THE PROBLEM = Give the entries back exactly, dropping each image.

-- start of SUPPLIED ENTRIES --

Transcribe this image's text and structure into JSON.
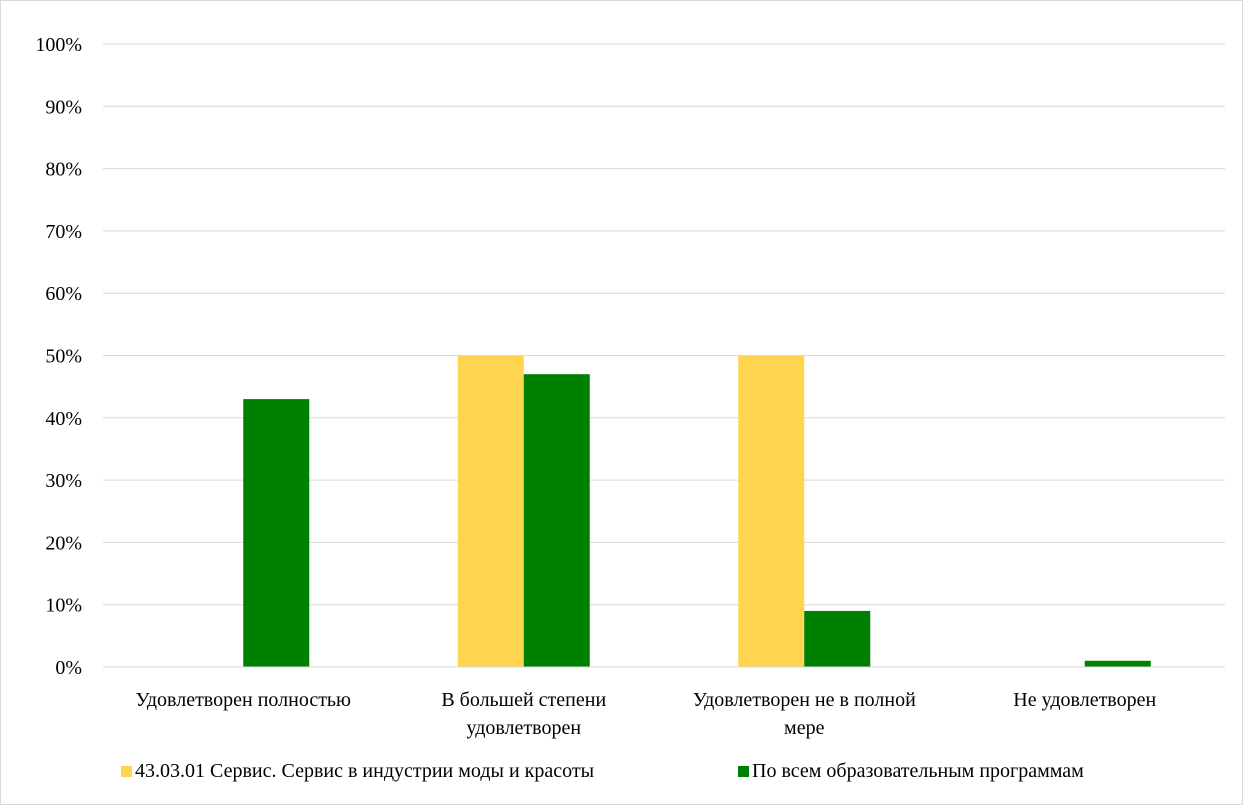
{
  "chart_data": {
    "type": "bar",
    "title": "",
    "xlabel": "",
    "ylabel": "",
    "ylim": [
      0,
      100
    ],
    "y_ticks": [
      0,
      10,
      20,
      30,
      40,
      50,
      60,
      70,
      80,
      90,
      100
    ],
    "y_tick_labels": [
      "0%",
      "10%",
      "20%",
      "30%",
      "40%",
      "50%",
      "60%",
      "70%",
      "80%",
      "90%",
      "100%"
    ],
    "grid": true,
    "legend_position": "bottom",
    "categories": [
      [
        "Удовлетворен полностью"
      ],
      [
        "В большей степени",
        "удовлетворен"
      ],
      [
        "Удовлетворен не в полной",
        "мере"
      ],
      [
        "Не удовлетворен"
      ]
    ],
    "series": [
      {
        "name": "43.03.01 Сервис. Сервис в индустрии моды и красоты",
        "color": "#FFD54F",
        "values": [
          0,
          50,
          50,
          0
        ]
      },
      {
        "name": "По всем образовательным программам",
        "color": "#008000",
        "values": [
          43,
          47,
          9,
          1
        ]
      }
    ]
  }
}
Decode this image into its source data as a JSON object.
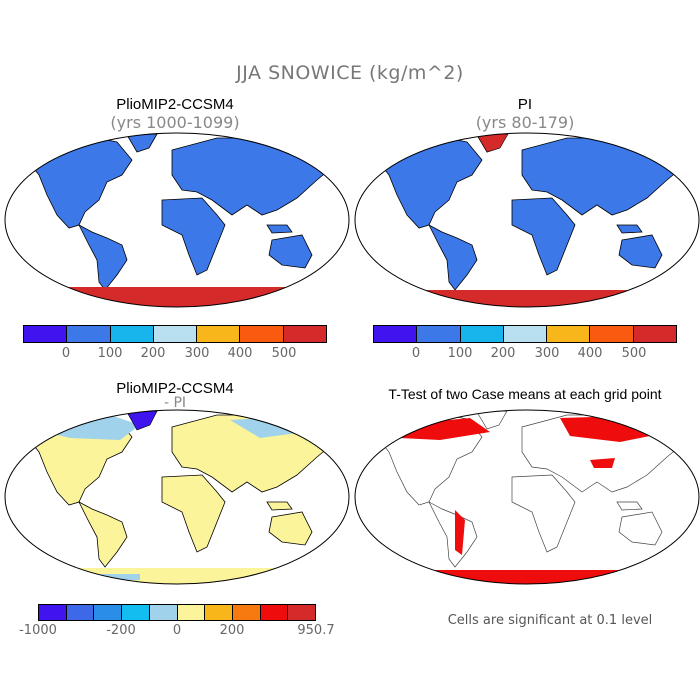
{
  "title": "JJA SNOWICE (kg/m^2)",
  "panels": [
    {
      "name": "PlioMIP2-CCSM4",
      "subtitle": "(yrs 1000-1099)"
    },
    {
      "name": "PI",
      "subtitle": "(yrs 80-179)"
    },
    {
      "name": "PlioMIP2-CCSM4",
      "subtitle": "- PI"
    },
    {
      "name": "T-Test of two Case means at each grid point",
      "subtitle": ""
    }
  ],
  "colorbar_main": {
    "colors": [
      "#3f14ee",
      "#3d78e8",
      "#17b5ec",
      "#b8e0f0",
      "#f8b61a",
      "#f85a10",
      "#d42a2a"
    ],
    "labels": [
      "0",
      "100",
      "200",
      "300",
      "400",
      "500"
    ]
  },
  "colorbar_diff": {
    "colors": [
      "#3f14ee",
      "#3d68e8",
      "#2a8ee8",
      "#14bdf0",
      "#a0d2ec",
      "#fbf49a",
      "#f8b61a",
      "#f67a10",
      "#ee0c0c",
      "#d42a2a"
    ],
    "labels": [
      "-1000",
      "-200",
      "0",
      "200",
      "950.7"
    ]
  },
  "significance_note": "Cells are significant at 0.1 level",
  "map_colors": {
    "land_main": "#3d78e8",
    "antarctic_ice": "#d42a2a",
    "diff_land": "#fbf49a",
    "diff_light": "#a0d2ec",
    "diff_blue": "#3f14ee",
    "signif": "#ee0c0c"
  }
}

-- end of SUPPLIED ENTRIES --

WRITTEN RESPONSE =
Transcribe this image's text and structure into JSON.
{
  "chart_data": {
    "type": "bar",
    "title": "",
    "xlabel": "",
    "ylabel": "",
    "ylim": [
      0,
      100
    ],
    "y_ticks": [
      0,
      10,
      20,
      30,
      40,
      50,
      60,
      70,
      80,
      90,
      100
    ],
    "y_tick_labels": [
      "0%",
      "10%",
      "20%",
      "30%",
      "40%",
      "50%",
      "60%",
      "70%",
      "80%",
      "90%",
      "100%"
    ],
    "grid": true,
    "legend_position": "bottom",
    "categories": [
      [
        "Удовлетворен полностью"
      ],
      [
        "В большей степени",
        "удовлетворен"
      ],
      [
        "Удовлетворен не в полной",
        "мере"
      ],
      [
        "Не удовлетворен"
      ]
    ],
    "series": [
      {
        "name": "43.03.01 Сервис. Сервис в индустрии моды и красоты",
        "color": "#FFD54F",
        "values": [
          0,
          50,
          50,
          0
        ]
      },
      {
        "name": "По всем образовательным программам",
        "color": "#008000",
        "values": [
          43,
          47,
          9,
          1
        ]
      }
    ]
  }
}
Decode this image into its source data as a JSON object.
{
  "title": "JJA SNOWICE (kg/m^2)",
  "panels": [
    {
      "name": "PlioMIP2-CCSM4",
      "subtitle": "(yrs 1000-1099)"
    },
    {
      "name": "PI",
      "subtitle": "(yrs 80-179)"
    },
    {
      "name": "PlioMIP2-CCSM4",
      "subtitle": "- PI"
    },
    {
      "name": "T-Test of two Case means at each grid point",
      "subtitle": ""
    }
  ],
  "colorbar_main": {
    "colors": [
      "#3f14ee",
      "#3d78e8",
      "#17b5ec",
      "#b8e0f0",
      "#f8b61a",
      "#f85a10",
      "#d42a2a"
    ],
    "labels": [
      "0",
      "100",
      "200",
      "300",
      "400",
      "500"
    ]
  },
  "colorbar_diff": {
    "colors": [
      "#3f14ee",
      "#3d68e8",
      "#2a8ee8",
      "#14bdf0",
      "#a0d2ec",
      "#fbf49a",
      "#f8b61a",
      "#f67a10",
      "#ee0c0c",
      "#d42a2a"
    ],
    "labels": [
      "-1000",
      "-200",
      "0",
      "200",
      "950.7"
    ]
  },
  "significance_note": "Cells are significant at 0.1 level",
  "map_colors": {
    "land_main": "#3d78e8",
    "antarctic_ice": "#d42a2a",
    "diff_land": "#fbf49a",
    "diff_light": "#a0d2ec",
    "diff_blue": "#3f14ee",
    "signif": "#ee0c0c"
  }
}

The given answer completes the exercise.